WHAT TO PRODUCE
Copy every entry precisely.

TASK INPUTS

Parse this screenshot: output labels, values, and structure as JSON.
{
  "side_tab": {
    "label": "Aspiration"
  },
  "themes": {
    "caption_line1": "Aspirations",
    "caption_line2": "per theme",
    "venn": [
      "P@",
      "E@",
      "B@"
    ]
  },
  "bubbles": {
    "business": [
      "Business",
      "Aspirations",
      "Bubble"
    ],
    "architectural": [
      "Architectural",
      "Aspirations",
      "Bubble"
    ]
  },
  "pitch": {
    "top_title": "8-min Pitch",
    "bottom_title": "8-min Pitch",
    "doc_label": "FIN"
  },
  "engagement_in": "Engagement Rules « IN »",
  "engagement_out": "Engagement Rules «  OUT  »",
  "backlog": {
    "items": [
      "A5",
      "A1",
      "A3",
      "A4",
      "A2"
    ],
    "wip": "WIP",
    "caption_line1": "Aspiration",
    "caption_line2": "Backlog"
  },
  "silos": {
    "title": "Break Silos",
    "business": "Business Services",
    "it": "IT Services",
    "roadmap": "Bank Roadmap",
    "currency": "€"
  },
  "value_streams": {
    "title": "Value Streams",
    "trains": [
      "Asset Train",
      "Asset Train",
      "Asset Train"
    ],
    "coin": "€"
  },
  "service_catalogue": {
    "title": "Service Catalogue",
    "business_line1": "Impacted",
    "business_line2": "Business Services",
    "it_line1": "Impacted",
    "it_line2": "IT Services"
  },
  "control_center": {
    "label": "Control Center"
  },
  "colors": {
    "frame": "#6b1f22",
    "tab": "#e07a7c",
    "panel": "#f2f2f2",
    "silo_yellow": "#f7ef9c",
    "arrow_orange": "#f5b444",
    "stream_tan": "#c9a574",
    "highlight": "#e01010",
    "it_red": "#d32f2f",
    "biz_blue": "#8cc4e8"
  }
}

SOLUTION FOR THIS PROBLEM
Parse this screenshot: output labels, values, and structure as JSON.
{
  "side_tab": {
    "label": "Aspiration"
  },
  "themes": {
    "caption_line1": "Aspirations",
    "caption_line2": "per theme",
    "venn": [
      "P@",
      "E@",
      "B@"
    ]
  },
  "bubbles": {
    "business": [
      "Business",
      "Aspirations",
      "Bubble"
    ],
    "architectural": [
      "Architectural",
      "Aspirations",
      "Bubble"
    ]
  },
  "pitch": {
    "top_title": "8-min Pitch",
    "bottom_title": "8-min Pitch",
    "doc_label": "FIN"
  },
  "engagement_in": "Engagement Rules « IN »",
  "engagement_out": "Engagement Rules «  OUT  »",
  "backlog": {
    "items": [
      "A5",
      "A1",
      "A3",
      "A4",
      "A2"
    ],
    "wip": "WIP",
    "caption_line1": "Aspiration",
    "caption_line2": "Backlog"
  },
  "silos": {
    "title": "Break Silos",
    "business": "Business Services",
    "it": "IT Services",
    "roadmap": "Bank Roadmap",
    "currency": "€"
  },
  "value_streams": {
    "title": "Value Streams",
    "trains": [
      "Asset Train",
      "Asset Train",
      "Asset Train"
    ],
    "coin": "€"
  },
  "service_catalogue": {
    "title": "Service Catalogue",
    "business_line1": "Impacted",
    "business_line2": "Business Services",
    "it_line1": "Impacted",
    "it_line2": "IT Services"
  },
  "control_center": {
    "label": "Control Center"
  },
  "colors": {
    "frame": "#6b1f22",
    "tab": "#e07a7c",
    "panel": "#f2f2f2",
    "silo_yellow": "#f7ef9c",
    "arrow_orange": "#f5b444",
    "stream_tan": "#c9a574",
    "highlight": "#e01010",
    "it_red": "#d32f2f",
    "biz_blue": "#8cc4e8"
  }
}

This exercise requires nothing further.